Extracted data entries
────

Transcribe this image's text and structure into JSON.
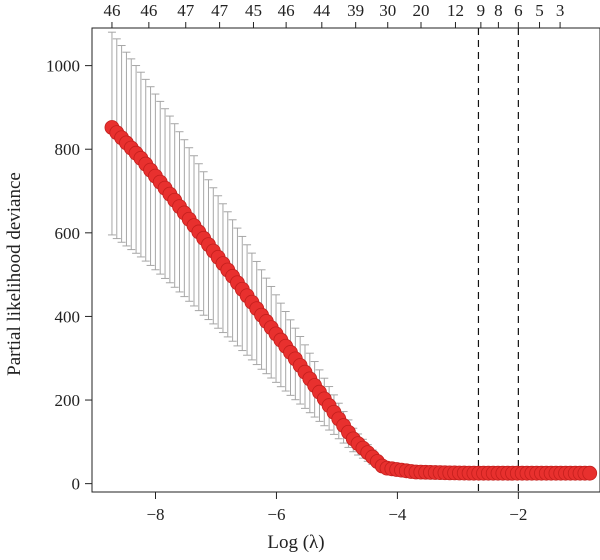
{
  "chart_data": {
    "type": "scatter",
    "xlabel": "Log (λ)",
    "ylabel": "Partial likelihood deviance",
    "xlim": [
      -9.05,
      -0.65
    ],
    "ylim": [
      -20,
      1090
    ],
    "x_ticks": [
      -8,
      -6,
      -4,
      -2
    ],
    "x_tick_labels": [
      "−8",
      "−6",
      "−4",
      "−2"
    ],
    "y_ticks": [
      0,
      200,
      400,
      600,
      800,
      1000
    ],
    "y_tick_labels": [
      "0",
      "200",
      "400",
      "600",
      "800",
      "1000"
    ],
    "top_axis": {
      "x": [
        -8.72,
        -8.11,
        -7.5,
        -6.94,
        -6.38,
        -5.84,
        -5.25,
        -4.69,
        -4.16,
        -3.61,
        -3.04,
        -2.62,
        -2.33,
        -2.0,
        -1.65,
        -1.31
      ],
      "labels": [
        "46",
        "46",
        "47",
        "47",
        "45",
        "46",
        "44",
        "39",
        "30",
        "20",
        "12",
        "9",
        "8",
        "6",
        "5",
        "3"
      ]
    },
    "vlines": [
      -2.66,
      -2.0
    ],
    "grid": false,
    "point_color": "#e8302e",
    "errorbar_color": "#a6a6a6",
    "curve_description": "cross-validated deviance with error bars, decreasing from about 850 at log(λ)≈-8.7 to about 25 beyond log(λ)≈-4.5",
    "series": [
      {
        "x": [
          -8.72,
          -8.22,
          -7.72,
          -7.22,
          -6.72,
          -6.22,
          -5.72,
          -5.22,
          -4.72,
          -4.22,
          -3.72,
          -3.22,
          -2.72,
          -2.22,
          -1.72,
          -1.22,
          -0.82
        ],
        "y": [
          852,
          775,
          685,
          590,
          495,
          398,
          305,
          205,
          105,
          38,
          28,
          26,
          25,
          25,
          25,
          25,
          25
        ],
        "upper": [
          1080,
          980,
          870,
          750,
          630,
          505,
          380,
          255,
          130,
          50,
          35,
          33,
          32,
          32,
          32,
          32,
          32
        ],
        "lower": [
          595,
          540,
          475,
          405,
          340,
          270,
          205,
          140,
          75,
          28,
          20,
          18,
          18,
          18,
          18,
          18,
          18
        ]
      }
    ]
  }
}
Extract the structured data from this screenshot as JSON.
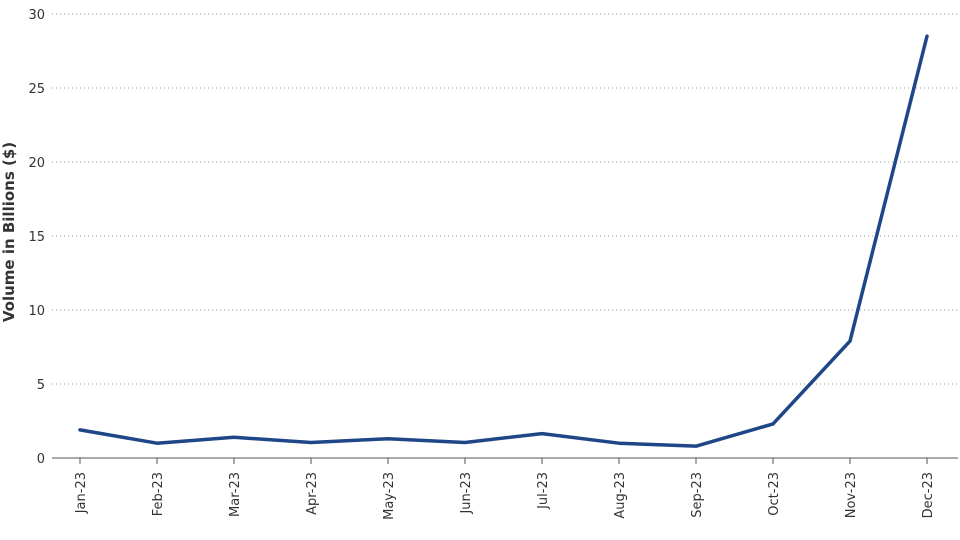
{
  "chart_data": {
    "type": "line",
    "title": "",
    "xlabel": "",
    "ylabel": "Volume in Billions ($)",
    "categories": [
      "Jan-23",
      "Feb-23",
      "Mar-23",
      "Apr-23",
      "May-23",
      "Jun-23",
      "Jul-23",
      "Aug-23",
      "Sep-23",
      "Oct-23",
      "Nov-23",
      "Dec-23"
    ],
    "series": [
      {
        "values": [
          1.9,
          1.0,
          1.4,
          1.05,
          1.3,
          1.05,
          1.65,
          1.0,
          0.8,
          2.3,
          7.9,
          28.5
        ],
        "color": "#1f4788"
      }
    ],
    "ylim": [
      0,
      30
    ],
    "yticks": [
      0,
      5,
      10,
      15,
      20,
      25,
      30
    ],
    "grid": true,
    "legend": "none"
  }
}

────

What the task requires -
Reproduce every record above exactly, omitting the pictures.

Result -
Transcribe this image's text and structure into JSON.
{
  "chart_data": {
    "type": "scatter",
    "xlabel": "Log (λ)",
    "ylabel": "Partial likelihood deviance",
    "xlim": [
      -9.05,
      -0.65
    ],
    "ylim": [
      -20,
      1090
    ],
    "x_ticks": [
      -8,
      -6,
      -4,
      -2
    ],
    "x_tick_labels": [
      "−8",
      "−6",
      "−4",
      "−2"
    ],
    "y_ticks": [
      0,
      200,
      400,
      600,
      800,
      1000
    ],
    "y_tick_labels": [
      "0",
      "200",
      "400",
      "600",
      "800",
      "1000"
    ],
    "top_axis": {
      "x": [
        -8.72,
        -8.11,
        -7.5,
        -6.94,
        -6.38,
        -5.84,
        -5.25,
        -4.69,
        -4.16,
        -3.61,
        -3.04,
        -2.62,
        -2.33,
        -2.0,
        -1.65,
        -1.31
      ],
      "labels": [
        "46",
        "46",
        "47",
        "47",
        "45",
        "46",
        "44",
        "39",
        "30",
        "20",
        "12",
        "9",
        "8",
        "6",
        "5",
        "3"
      ]
    },
    "vlines": [
      -2.66,
      -2.0
    ],
    "grid": false,
    "point_color": "#e8302e",
    "errorbar_color": "#a6a6a6",
    "curve_description": "cross-validated deviance with error bars, decreasing from about 850 at log(λ)≈-8.7 to about 25 beyond log(λ)≈-4.5",
    "series": [
      {
        "x": [
          -8.72,
          -8.22,
          -7.72,
          -7.22,
          -6.72,
          -6.22,
          -5.72,
          -5.22,
          -4.72,
          -4.22,
          -3.72,
          -3.22,
          -2.72,
          -2.22,
          -1.72,
          -1.22,
          -0.82
        ],
        "y": [
          852,
          775,
          685,
          590,
          495,
          398,
          305,
          205,
          105,
          38,
          28,
          26,
          25,
          25,
          25,
          25,
          25
        ],
        "upper": [
          1080,
          980,
          870,
          750,
          630,
          505,
          380,
          255,
          130,
          50,
          35,
          33,
          32,
          32,
          32,
          32,
          32
        ],
        "lower": [
          595,
          540,
          475,
          405,
          340,
          270,
          205,
          140,
          75,
          28,
          20,
          18,
          18,
          18,
          18,
          18,
          18
        ]
      }
    ]
  }
}
Extract the structured data from this screenshot as JSON.
{
  "chart_data": {
    "type": "line",
    "title": "",
    "xlabel": "",
    "ylabel": "Volume in Billions ($)",
    "categories": [
      "Jan-23",
      "Feb-23",
      "Mar-23",
      "Apr-23",
      "May-23",
      "Jun-23",
      "Jul-23",
      "Aug-23",
      "Sep-23",
      "Oct-23",
      "Nov-23",
      "Dec-23"
    ],
    "series": [
      {
        "values": [
          1.9,
          1.0,
          1.4,
          1.05,
          1.3,
          1.05,
          1.65,
          1.0,
          0.8,
          2.3,
          7.9,
          28.5
        ],
        "color": "#1f4788"
      }
    ],
    "ylim": [
      0,
      30
    ],
    "yticks": [
      0,
      5,
      10,
      15,
      20,
      25,
      30
    ],
    "grid": true,
    "legend": "none"
  }
}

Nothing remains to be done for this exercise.